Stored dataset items
# # # # # # #

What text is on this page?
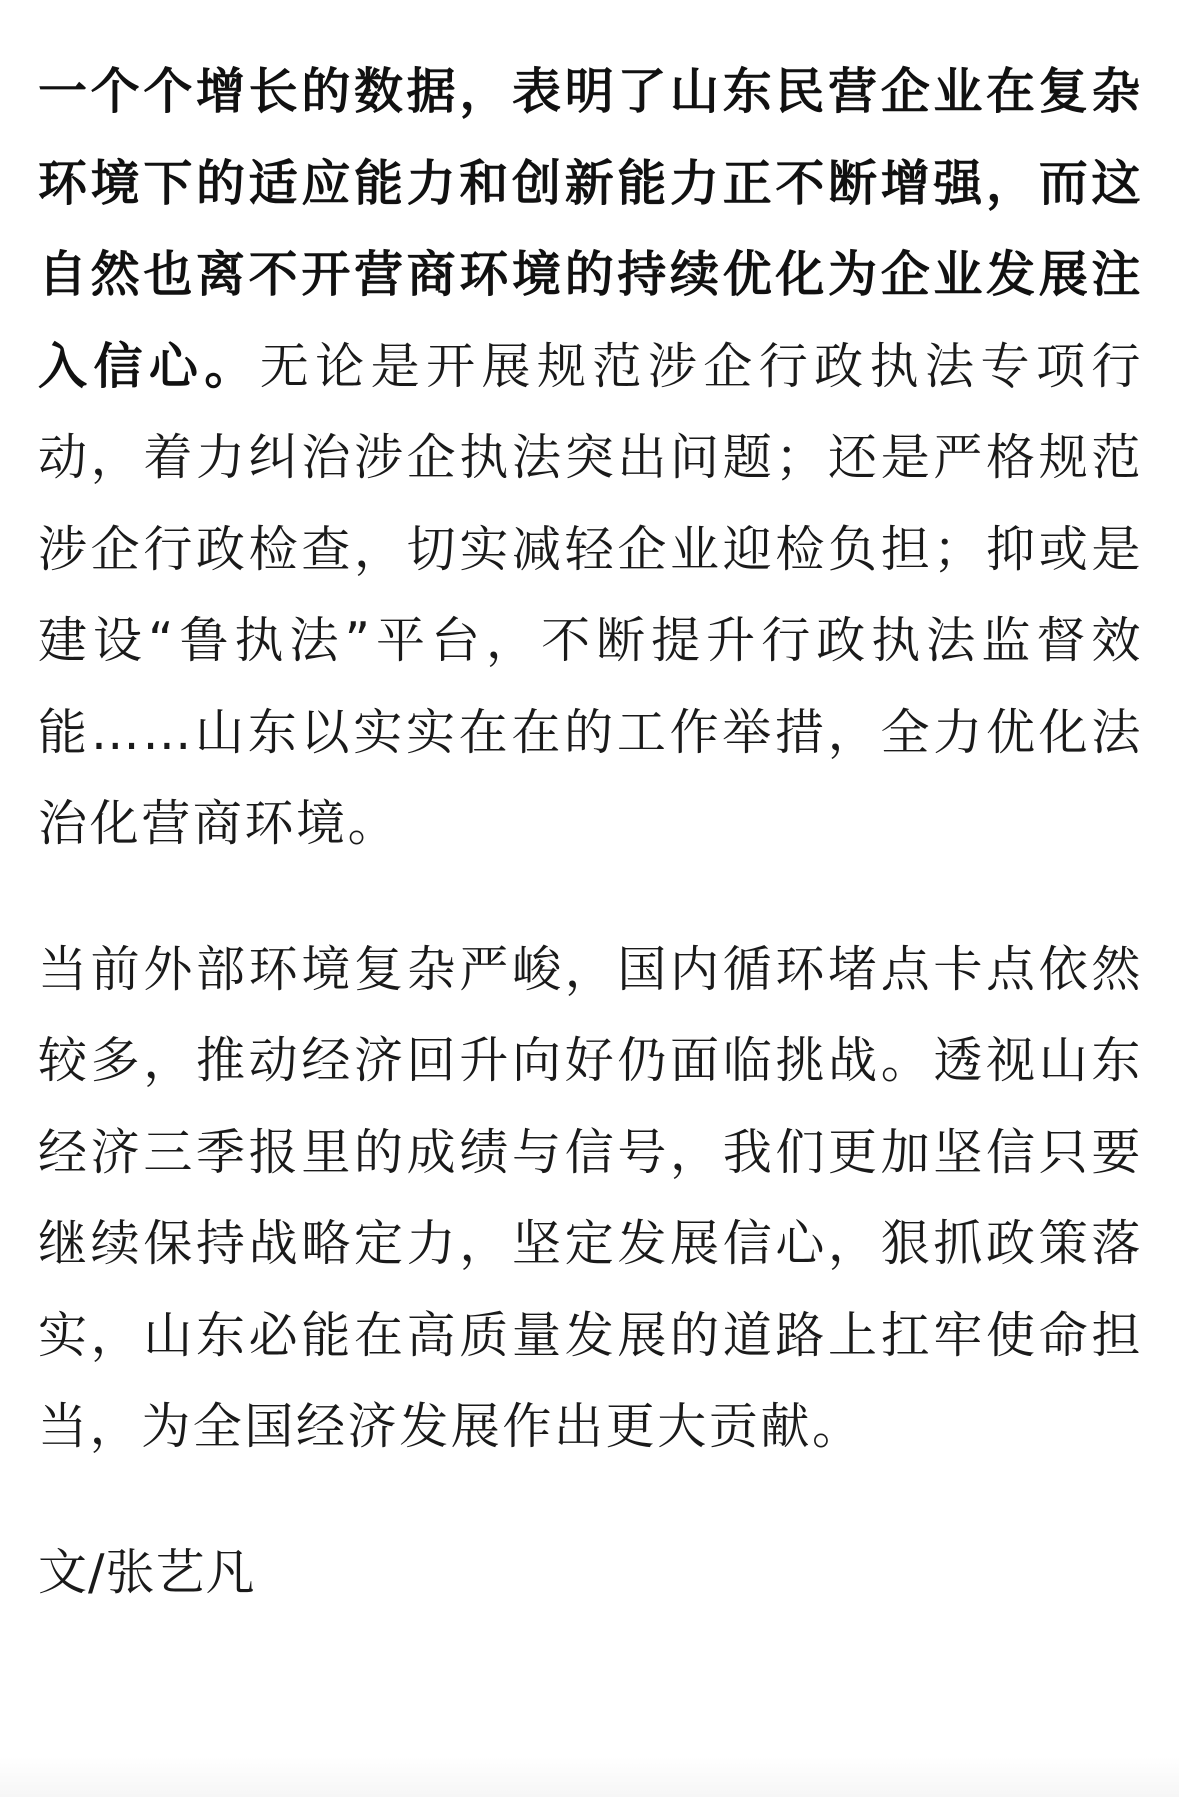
一个个增长的数据，表明了山东民营企业在复杂环境下的适应能力和创新能力正不断增强，而这自然也离不开营商环境的持续优化为企业发展注入信心。无论是开展规范涉企行政执法专项行动，着力纠治涉企执法突出问题；还是严格规范涉企行政检查，切实减轻企业迎检负担；抑或是建设“鲁执法”平台，不断提升行政执法监督效能……山东以实实在在的工作举措，全力优化法治化营商环境。

当前外部环境复杂严峻，国内循环堵点卡点依然较多，推动经济回升向好仍面临挑战。透视山东经济三季报里的成绩与信号，我们更加坚信只要继续保持战略定力，坚定发展信心，狠抓政策落实，山东必能在高质量发展的道路上扛牢使命担当，为全国经济发展作出更大贡献。

文/张艺凡
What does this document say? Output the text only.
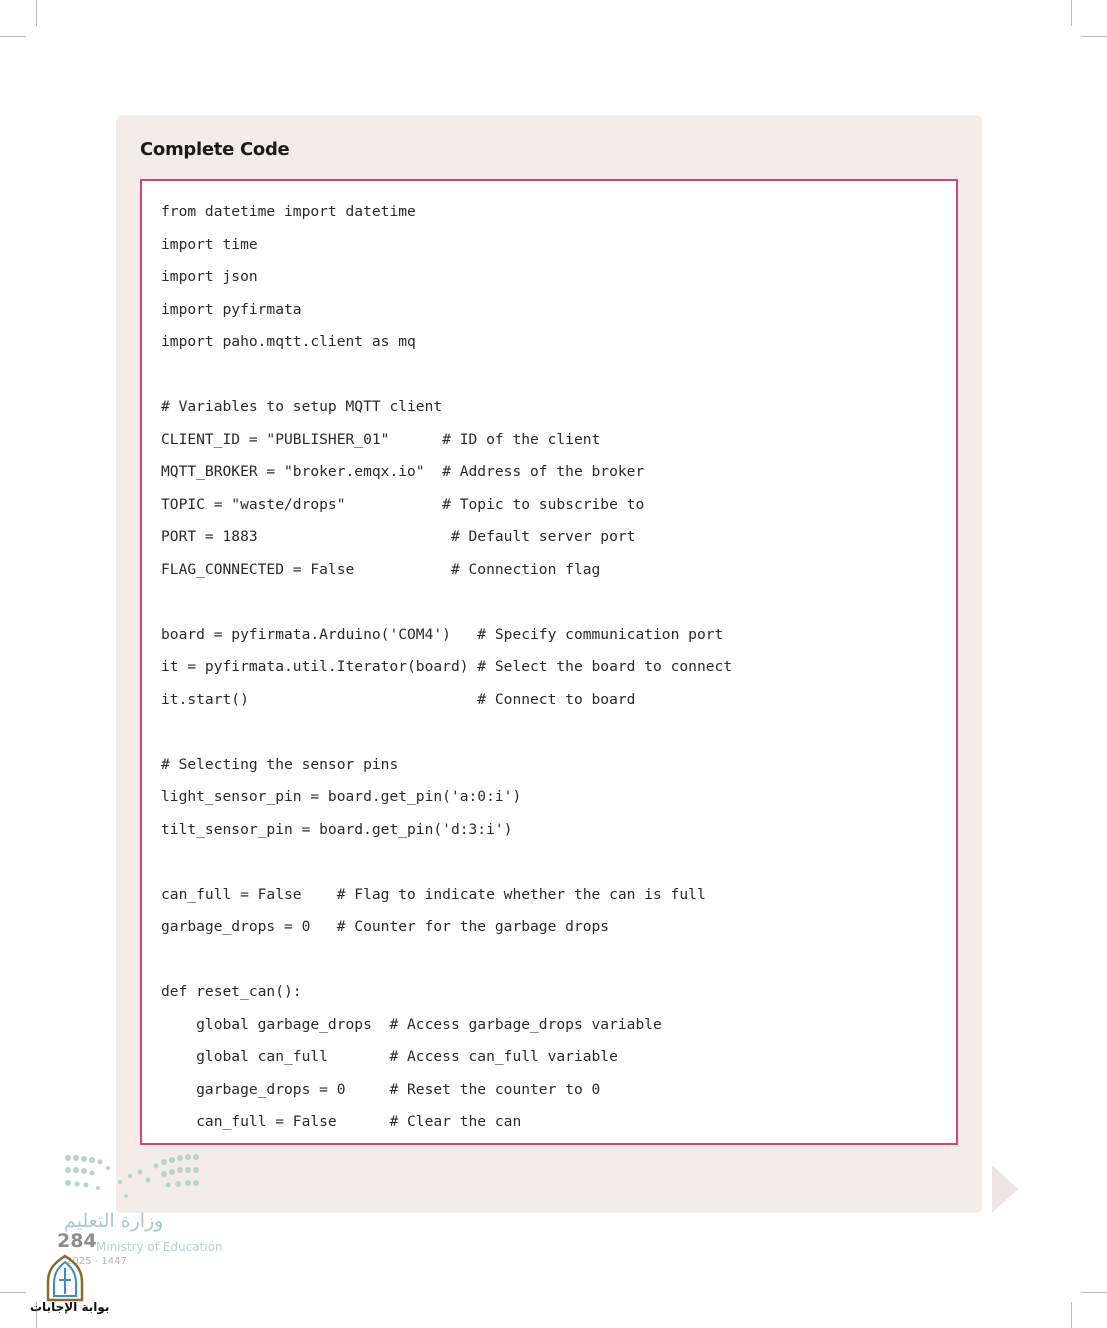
Complete Code
from datetime import datetime
import time
import json
import pyfirmata
import paho.mqtt.client as mq
# Variables to setup MQTT client
CLIENT_ID = "PUBLISHER_01"      # ID of the client
MQTT_BROKER = "broker.emqx.io"  # Address of the broker
TOPIC = "waste/drops"           # Topic to subscribe to
PORT = 1883                      # Default server port
FLAG_CONNECTED = False           # Connection flag
board = pyfirmata.Arduino('COM4')   # Specify communication port
it = pyfirmata.util.Iterator(board) # Select the board to connect
it.start()                          # Connect to board
# Selecting the sensor pins
light_sensor_pin = board.get_pin('a:0:i')
tilt_sensor_pin = board.get_pin('d:3:i')
can_full = False    # Flag to indicate whether the can is full
garbage_drops = 0   # Counter for the garbage drops
def reset_can():
global garbage_drops  # Access garbage_drops variable
global can_full       # Access can_full variable
garbage_drops = 0     # Reset the counter to 0
can_full = False      # Clear the can
وزارة التعليم
Ministry of Education
284
2025 - 1447
بوابة الإجابات
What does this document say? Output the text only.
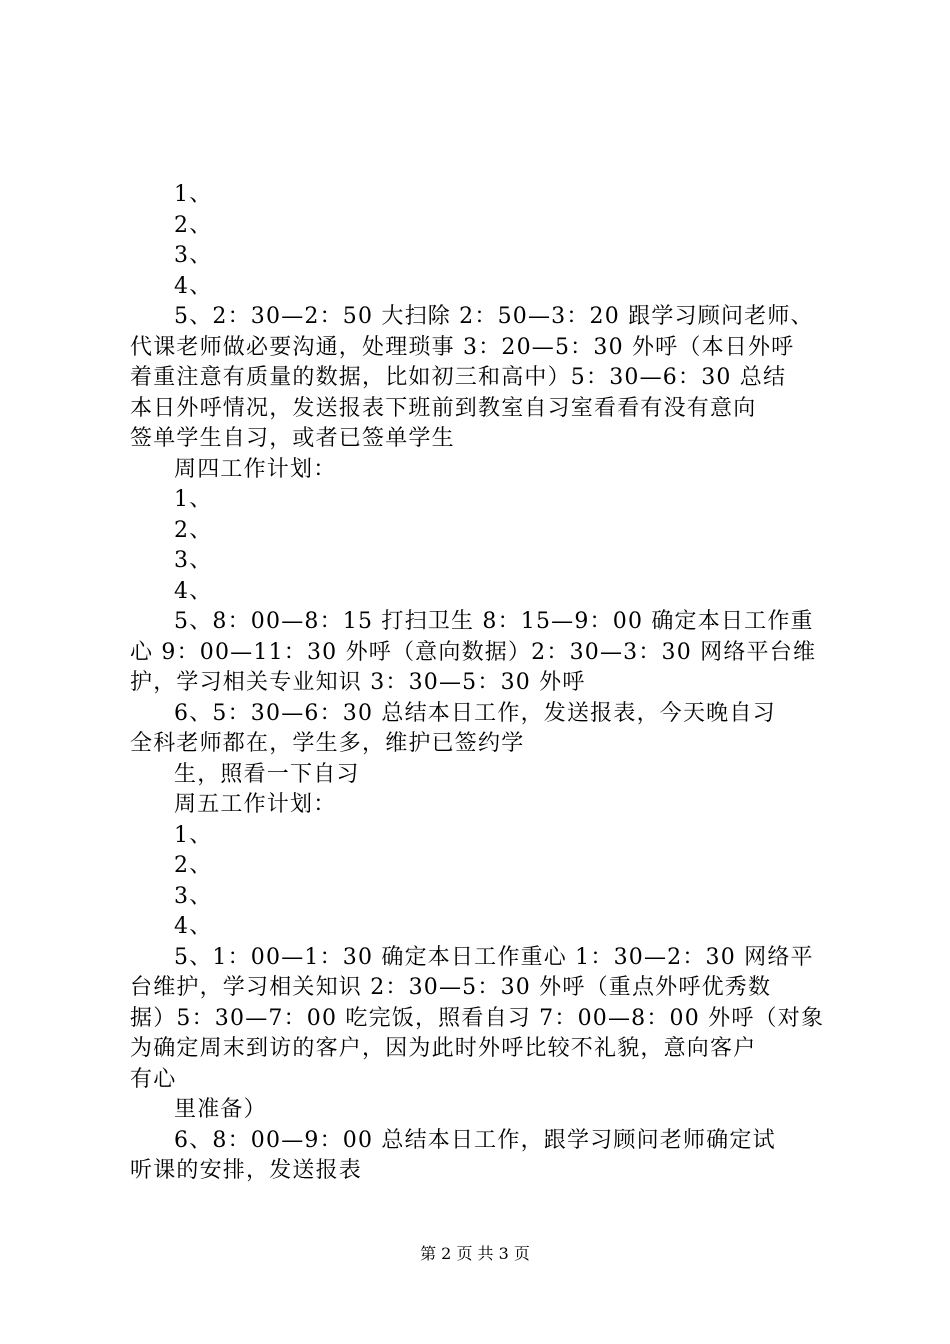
1、
2、
3、
4、
5、2：30—2：50 大扫除 2：50—3：20 跟学习顾问老师、
代课老师做必要沟通，处理琐事 3：20—5：30 外呼（本日外呼
着重注意有质量的数据，比如初三和高中）5：30—6：30 总结
本日外呼情况，发送报表下班前到教室自习室看看有没有意向
签单学生自习，或者已签单学生
周四工作计划：
1、
2、
3、
4、
5、8：00—8：15 打扫卫生 8：15—9：00 确定本日工作重
心 9：00—11：30 外呼（意向数据）2：30—3：30 网络平台维
护，学习相关专业知识 3：30—5：30 外呼
6、5：30—6：30 总结本日工作，发送报表，今天晚自习
全科老师都在，学生多，维护已签约学
生，照看一下自习
周五工作计划：
1、
2、
3、
4、
5、1：00—1：30 确定本日工作重心 1：30—2：30 网络平
台维护，学习相关知识 2：30—5：30 外呼（重点外呼优秀数
据）5：30—7：00 吃完饭，照看自习 7：00—8：00 外呼（对象
为确定周末到访的客户，因为此时外呼比较不礼貌，意向客户
有心
里准备）
6、8：00—9：00 总结本日工作，跟学习顾问老师确定试
听课的安排，发送报表
第 2 页 共 3 页
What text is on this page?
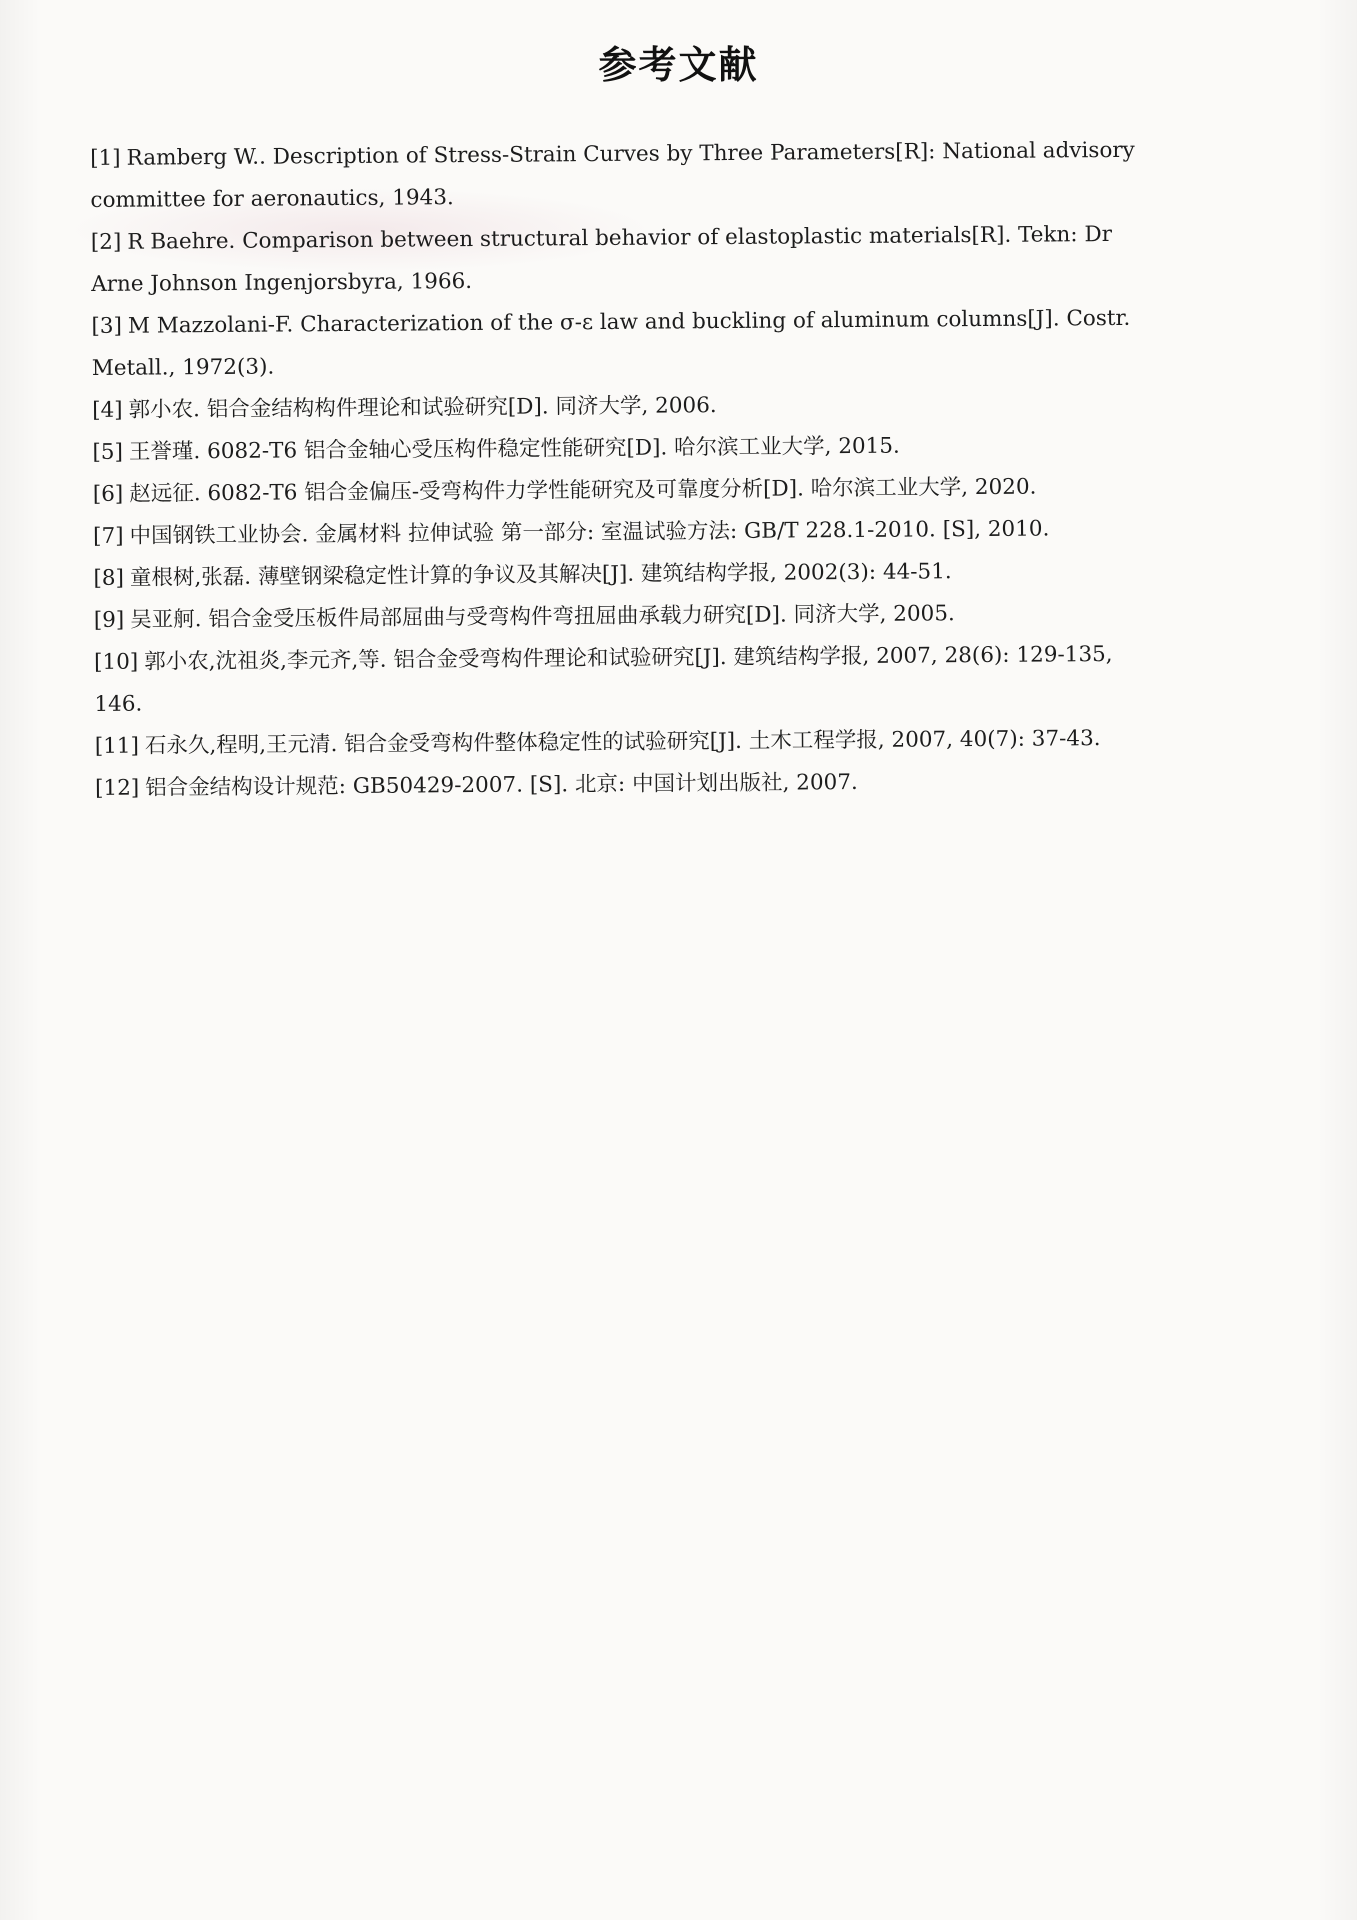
参考文献
[1] Ramberg W.. Description of Stress-Strain Curves by Three Parameters[R]: National advisory committee for aeronautics, 1943.
[2] R Baehre. Comparison between structural behavior of elastoplastic materials[R]. Tekn: Dr Arne Johnson Ingenjorsbyra, 1966.
[3] M Mazzolani-F. Characterization of the σ-ε law and buckling of aluminum columns[J]. Costr. Metall., 1972(3).
[4] 郭小农. 铝合金结构构件理论和试验研究[D]. 同济大学, 2006.
[5] 王誉瑾. 6082-T6 铝合金轴心受压构件稳定性能研究[D]. 哈尔滨工业大学, 2015.
[6] 赵远征. 6082-T6 铝合金偏压-受弯构件力学性能研究及可靠度分析[D]. 哈尔滨工业大学, 2020.
[7] 中国钢铁工业协会. 金属材料 拉伸试验 第一部分: 室温试验方法: GB/T 228.1-2010. [S], 2010.
[8] 童根树,张磊. 薄壁钢梁稳定性计算的争议及其解决[J]. 建筑结构学报, 2002(3): 44-51.
[9] 吴亚舸. 铝合金受压板件局部屈曲与受弯构件弯扭屈曲承载力研究[D]. 同济大学, 2005.
[10] 郭小农,沈祖炎,李元齐,等. 铝合金受弯构件理论和试验研究[J]. 建筑结构学报, 2007, 28(6): 129-135, 146.
[11] 石永久,程明,王元清. 铝合金受弯构件整体稳定性的试验研究[J]. 土木工程学报, 2007, 40(7): 37-43.
[12] 铝合金结构设计规范: GB50429-2007. [S]. 北京: 中国计划出版社, 2007.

# # # # # # #

§ **OBJECTIVE**
Write the records out once more, exactly as they appear, with no pictures.

§ **SOLUTION**
What text is on this page?
一个个增长的数据，表明了山东民营企业在复杂环境下的适应能力和创新能力正不断增强，而这自然也离不开营商环境的持续优化为企业发展注入信心。无论是开展规范涉企行政执法专项行动，着力纠治涉企执法突出问题；还是严格规范涉企行政检查，切实减轻企业迎检负担；抑或是建设“鲁执法”平台，不断提升行政执法监督效能……山东以实实在在的工作举措，全力优化法治化营商环境。

当前外部环境复杂严峻，国内循环堵点卡点依然较多，推动经济回升向好仍面临挑战。透视山东经济三季报里的成绩与信号，我们更加坚信只要继续保持战略定力，坚定发展信心，狠抓政策落实，山东必能在高质量发展的道路上扛牢使命担当，为全国经济发展作出更大贡献。

文/张艺凡
What does this document say? Output the text only.
Complete Code
from datetime import datetime
import time
import json
import pyfirmata
import paho.mqtt.client as mq
# Variables to setup MQTT client
CLIENT_ID = "PUBLISHER_01"      # ID of the client
MQTT_BROKER = "broker.emqx.io"  # Address of the broker
TOPIC = "waste/drops"           # Topic to subscribe to
PORT = 1883                      # Default server port
FLAG_CONNECTED = False           # Connection flag
board = pyfirmata.Arduino('COM4')   # Specify communication port
it = pyfirmata.util.Iterator(board) # Select the board to connect
it.start()                          # Connect to board
# Selecting the sensor pins
light_sensor_pin = board.get_pin('a:0:i')
tilt_sensor_pin = board.get_pin('d:3:i')
can_full = False    # Flag to indicate whether the can is full
garbage_drops = 0   # Counter for the garbage drops
def reset_can():
global garbage_drops  # Access garbage_drops variable
global can_full       # Access can_full variable
garbage_drops = 0     # Reset the counter to 0
can_full = False      # Clear the can
وزارة التعليم
Ministry of Education
284
2025 - 1447
بوابة الإجابات
What does this document say? Output the text only.
1、
2、
3、
4、
5、2：30—2：50 大扫除 2：50—3：20 跟学习顾问老师、
代课老师做必要沟通，处理琐事 3：20—5：30 外呼（本日外呼
着重注意有质量的数据，比如初三和高中）5：30—6：30 总结
本日外呼情况，发送报表下班前到教室自习室看看有没有意向
签单学生自习，或者已签单学生
周四工作计划：
1、
2、
3、
4、
5、8：00—8：15 打扫卫生 8：15—9：00 确定本日工作重
心 9：00—11：30 外呼（意向数据）2：30—3：30 网络平台维
护，学习相关专业知识 3：30—5：30 外呼
6、5：30—6：30 总结本日工作，发送报表，今天晚自习
全科老师都在，学生多，维护已签约学
生，照看一下自习
周五工作计划：
1、
2、
3、
4、
5、1：00—1：30 确定本日工作重心 1：30—2：30 网络平
台维护，学习相关知识 2：30—5：30 外呼（重点外呼优秀数
据）5：30—7：00 吃完饭，照看自习 7：00—8：00 外呼（对象
为确定周末到访的客户，因为此时外呼比较不礼貌，意向客户
有心
里准备）
6、8：00—9：00 总结本日工作，跟学习顾问老师确定试
听课的安排，发送报表
第 2 页 共 3 页
What text is on this page?
参考文献
[1] Ramberg W.. Description of Stress-Strain Curves by Three Parameters[R]: National advisory committee for aeronautics, 1943.
[2] R Baehre. Comparison between structural behavior of elastoplastic materials[R]. Tekn: Dr Arne Johnson Ingenjorsbyra, 1966.
[3] M Mazzolani-F. Characterization of the σ-ε law and buckling of aluminum columns[J]. Costr. Metall., 1972(3).
[4] 郭小农. 铝合金结构构件理论和试验研究[D]. 同济大学, 2006.
[5] 王誉瑾. 6082-T6 铝合金轴心受压构件稳定性能研究[D]. 哈尔滨工业大学, 2015.
[6] 赵远征. 6082-T6 铝合金偏压-受弯构件力学性能研究及可靠度分析[D]. 哈尔滨工业大学, 2020.
[7] 中国钢铁工业协会. 金属材料 拉伸试验 第一部分: 室温试验方法: GB/T 228.1-2010. [S], 2010.
[8] 童根树,张磊. 薄壁钢梁稳定性计算的争议及其解决[J]. 建筑结构学报, 2002(3): 44-51.
[9] 吴亚舸. 铝合金受压板件局部屈曲与受弯构件弯扭屈曲承载力研究[D]. 同济大学, 2005.
[10] 郭小农,沈祖炎,李元齐,等. 铝合金受弯构件理论和试验研究[J]. 建筑结构学报, 2007, 28(6): 129-135, 146.
[11] 石永久,程明,王元清. 铝合金受弯构件整体稳定性的试验研究[J]. 土木工程学报, 2007, 40(7): 37-43.
[12] 铝合金结构设计规范: GB50429-2007. [S]. 北京: 中国计划出版社, 2007.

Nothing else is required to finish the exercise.